Material

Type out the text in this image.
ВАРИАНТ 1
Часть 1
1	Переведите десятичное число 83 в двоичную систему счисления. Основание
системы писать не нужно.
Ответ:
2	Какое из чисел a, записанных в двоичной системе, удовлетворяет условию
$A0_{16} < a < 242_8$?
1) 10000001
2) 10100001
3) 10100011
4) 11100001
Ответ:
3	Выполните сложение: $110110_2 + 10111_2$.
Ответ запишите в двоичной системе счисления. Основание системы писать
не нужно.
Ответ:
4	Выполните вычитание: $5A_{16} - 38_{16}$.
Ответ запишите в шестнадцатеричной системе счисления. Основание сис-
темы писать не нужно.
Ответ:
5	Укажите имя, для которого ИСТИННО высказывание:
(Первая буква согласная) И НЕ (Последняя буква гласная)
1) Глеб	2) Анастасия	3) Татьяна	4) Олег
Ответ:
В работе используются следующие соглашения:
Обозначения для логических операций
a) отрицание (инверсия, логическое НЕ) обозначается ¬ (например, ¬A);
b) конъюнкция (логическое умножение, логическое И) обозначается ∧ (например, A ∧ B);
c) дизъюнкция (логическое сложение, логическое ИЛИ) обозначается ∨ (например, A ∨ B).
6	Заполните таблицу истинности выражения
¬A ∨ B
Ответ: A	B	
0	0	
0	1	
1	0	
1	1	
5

Exercise task
Report only the count of lines that include the string "обозначается".

Solution to this task
3